### WORK TO COMPLETE
Identify every line in the records below that contains the word "name", and copy each of those lines.

### EXERCISE DATA

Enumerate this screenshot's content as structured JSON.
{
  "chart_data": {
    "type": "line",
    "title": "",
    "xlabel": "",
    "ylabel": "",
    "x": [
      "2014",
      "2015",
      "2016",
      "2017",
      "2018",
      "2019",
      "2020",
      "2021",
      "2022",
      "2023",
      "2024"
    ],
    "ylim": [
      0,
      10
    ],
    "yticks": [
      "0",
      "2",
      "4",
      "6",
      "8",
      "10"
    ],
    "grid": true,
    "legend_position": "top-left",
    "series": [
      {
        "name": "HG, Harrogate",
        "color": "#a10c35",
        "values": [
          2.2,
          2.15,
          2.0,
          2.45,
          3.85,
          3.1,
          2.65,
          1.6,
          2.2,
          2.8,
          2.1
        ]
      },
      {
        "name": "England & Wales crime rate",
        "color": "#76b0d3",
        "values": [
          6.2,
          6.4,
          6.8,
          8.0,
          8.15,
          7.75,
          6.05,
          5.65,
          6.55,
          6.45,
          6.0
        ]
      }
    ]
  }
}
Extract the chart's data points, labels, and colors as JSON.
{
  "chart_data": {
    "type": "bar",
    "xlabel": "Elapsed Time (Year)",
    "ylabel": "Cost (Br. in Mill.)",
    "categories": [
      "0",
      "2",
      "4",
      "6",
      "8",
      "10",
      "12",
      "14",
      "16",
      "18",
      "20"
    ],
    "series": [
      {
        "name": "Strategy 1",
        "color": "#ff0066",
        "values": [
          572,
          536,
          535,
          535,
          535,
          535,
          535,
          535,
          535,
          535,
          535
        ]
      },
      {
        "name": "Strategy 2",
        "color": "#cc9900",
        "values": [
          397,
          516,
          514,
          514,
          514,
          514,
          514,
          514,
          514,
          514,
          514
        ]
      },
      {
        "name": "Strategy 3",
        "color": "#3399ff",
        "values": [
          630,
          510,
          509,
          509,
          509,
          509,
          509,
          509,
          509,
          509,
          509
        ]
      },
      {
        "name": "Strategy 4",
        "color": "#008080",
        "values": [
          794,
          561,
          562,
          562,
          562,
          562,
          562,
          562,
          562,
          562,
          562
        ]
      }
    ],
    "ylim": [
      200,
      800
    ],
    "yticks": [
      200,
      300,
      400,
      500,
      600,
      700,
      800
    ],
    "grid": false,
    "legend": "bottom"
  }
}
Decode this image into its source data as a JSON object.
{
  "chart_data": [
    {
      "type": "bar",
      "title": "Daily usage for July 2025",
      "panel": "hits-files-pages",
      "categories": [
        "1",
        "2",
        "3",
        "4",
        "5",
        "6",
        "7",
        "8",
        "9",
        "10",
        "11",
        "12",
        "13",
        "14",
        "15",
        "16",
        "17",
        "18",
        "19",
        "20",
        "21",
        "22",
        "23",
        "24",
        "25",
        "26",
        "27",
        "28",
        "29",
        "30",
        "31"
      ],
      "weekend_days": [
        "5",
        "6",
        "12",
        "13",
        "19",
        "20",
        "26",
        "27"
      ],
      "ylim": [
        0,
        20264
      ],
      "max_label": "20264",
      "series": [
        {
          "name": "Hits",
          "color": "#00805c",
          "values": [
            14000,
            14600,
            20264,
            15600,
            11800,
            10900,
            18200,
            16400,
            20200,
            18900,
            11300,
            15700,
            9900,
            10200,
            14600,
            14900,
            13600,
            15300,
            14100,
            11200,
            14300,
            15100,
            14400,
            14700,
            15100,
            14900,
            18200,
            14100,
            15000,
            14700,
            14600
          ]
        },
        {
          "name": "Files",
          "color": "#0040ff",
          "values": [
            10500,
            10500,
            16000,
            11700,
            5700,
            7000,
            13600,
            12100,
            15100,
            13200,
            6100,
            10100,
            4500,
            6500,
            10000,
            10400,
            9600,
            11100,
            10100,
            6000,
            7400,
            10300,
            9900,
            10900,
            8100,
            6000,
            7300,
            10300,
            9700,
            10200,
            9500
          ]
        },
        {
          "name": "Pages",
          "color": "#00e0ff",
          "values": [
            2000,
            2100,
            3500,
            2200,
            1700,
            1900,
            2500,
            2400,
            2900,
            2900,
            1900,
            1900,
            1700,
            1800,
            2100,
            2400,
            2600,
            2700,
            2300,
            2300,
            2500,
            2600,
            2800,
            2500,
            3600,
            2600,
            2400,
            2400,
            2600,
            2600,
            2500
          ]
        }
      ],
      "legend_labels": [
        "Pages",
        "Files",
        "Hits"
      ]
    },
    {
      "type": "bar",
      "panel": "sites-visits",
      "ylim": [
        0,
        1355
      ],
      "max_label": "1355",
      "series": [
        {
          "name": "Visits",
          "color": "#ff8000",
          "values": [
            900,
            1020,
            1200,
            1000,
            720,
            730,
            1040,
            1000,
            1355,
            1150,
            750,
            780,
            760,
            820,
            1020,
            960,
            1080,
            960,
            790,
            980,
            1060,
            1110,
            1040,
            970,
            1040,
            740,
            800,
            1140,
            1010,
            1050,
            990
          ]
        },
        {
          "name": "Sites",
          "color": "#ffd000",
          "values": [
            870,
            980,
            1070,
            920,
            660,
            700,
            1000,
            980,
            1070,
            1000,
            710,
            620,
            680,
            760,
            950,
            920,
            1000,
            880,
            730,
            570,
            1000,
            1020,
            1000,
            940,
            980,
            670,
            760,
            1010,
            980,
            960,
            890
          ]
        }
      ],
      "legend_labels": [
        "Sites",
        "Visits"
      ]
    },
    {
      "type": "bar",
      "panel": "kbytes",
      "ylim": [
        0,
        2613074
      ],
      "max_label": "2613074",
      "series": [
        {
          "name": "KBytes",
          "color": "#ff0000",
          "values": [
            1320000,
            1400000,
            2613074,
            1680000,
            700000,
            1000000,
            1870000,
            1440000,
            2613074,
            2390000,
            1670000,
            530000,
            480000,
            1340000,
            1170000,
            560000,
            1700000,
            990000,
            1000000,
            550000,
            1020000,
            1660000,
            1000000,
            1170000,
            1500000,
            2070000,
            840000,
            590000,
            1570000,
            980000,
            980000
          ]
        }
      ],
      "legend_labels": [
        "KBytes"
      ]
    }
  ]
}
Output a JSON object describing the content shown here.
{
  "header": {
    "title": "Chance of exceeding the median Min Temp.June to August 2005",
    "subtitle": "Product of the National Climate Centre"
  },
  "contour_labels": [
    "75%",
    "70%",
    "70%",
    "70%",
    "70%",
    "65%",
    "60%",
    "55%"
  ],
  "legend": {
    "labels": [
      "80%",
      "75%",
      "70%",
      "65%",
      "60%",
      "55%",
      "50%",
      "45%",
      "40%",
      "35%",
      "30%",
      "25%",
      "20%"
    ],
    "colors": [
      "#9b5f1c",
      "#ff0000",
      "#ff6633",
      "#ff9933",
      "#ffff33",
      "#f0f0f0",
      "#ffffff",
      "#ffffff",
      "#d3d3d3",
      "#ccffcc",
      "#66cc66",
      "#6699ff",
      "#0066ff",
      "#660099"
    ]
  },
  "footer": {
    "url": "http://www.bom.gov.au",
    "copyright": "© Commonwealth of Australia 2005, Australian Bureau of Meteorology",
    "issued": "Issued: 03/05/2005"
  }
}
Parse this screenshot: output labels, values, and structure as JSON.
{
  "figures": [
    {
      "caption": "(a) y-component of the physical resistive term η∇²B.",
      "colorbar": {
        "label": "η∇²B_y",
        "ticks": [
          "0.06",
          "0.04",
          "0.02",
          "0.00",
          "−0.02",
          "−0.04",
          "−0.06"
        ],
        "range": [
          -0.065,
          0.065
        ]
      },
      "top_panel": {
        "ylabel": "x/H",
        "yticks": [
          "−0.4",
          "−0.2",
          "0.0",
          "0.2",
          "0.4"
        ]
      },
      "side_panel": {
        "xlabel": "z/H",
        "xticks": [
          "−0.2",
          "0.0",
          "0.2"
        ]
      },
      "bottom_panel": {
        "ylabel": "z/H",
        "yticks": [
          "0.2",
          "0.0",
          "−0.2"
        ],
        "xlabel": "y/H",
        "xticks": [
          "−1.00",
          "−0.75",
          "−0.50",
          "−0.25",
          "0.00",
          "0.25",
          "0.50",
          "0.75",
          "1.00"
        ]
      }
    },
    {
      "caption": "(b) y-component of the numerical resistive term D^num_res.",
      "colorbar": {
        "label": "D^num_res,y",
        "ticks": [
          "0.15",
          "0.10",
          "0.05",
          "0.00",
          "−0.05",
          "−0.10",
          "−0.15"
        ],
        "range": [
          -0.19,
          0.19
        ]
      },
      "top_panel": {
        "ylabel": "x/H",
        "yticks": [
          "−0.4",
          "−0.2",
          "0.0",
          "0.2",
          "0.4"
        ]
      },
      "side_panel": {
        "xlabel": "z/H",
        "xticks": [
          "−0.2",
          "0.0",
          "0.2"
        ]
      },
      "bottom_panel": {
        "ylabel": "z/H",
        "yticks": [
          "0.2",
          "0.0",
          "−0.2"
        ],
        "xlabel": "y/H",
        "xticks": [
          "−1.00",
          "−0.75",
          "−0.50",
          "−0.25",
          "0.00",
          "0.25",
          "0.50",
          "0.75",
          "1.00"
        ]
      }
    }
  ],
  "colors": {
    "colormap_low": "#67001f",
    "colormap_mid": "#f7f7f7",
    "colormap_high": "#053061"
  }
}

### SOLUTION TO THIS TASK
        "name": "HG, Harrogate",
        "name": "England & Wales crime rate",
        "name": "Strategy 1",
        "name": "Strategy 2",
        "name": "Strategy 3",
        "name": "Strategy 4",
          "name": "Hits",
          "name": "Files",
          "name": "Pages",
          "name": "Visits",
          "name": "Sites",
          "name": "KBytes",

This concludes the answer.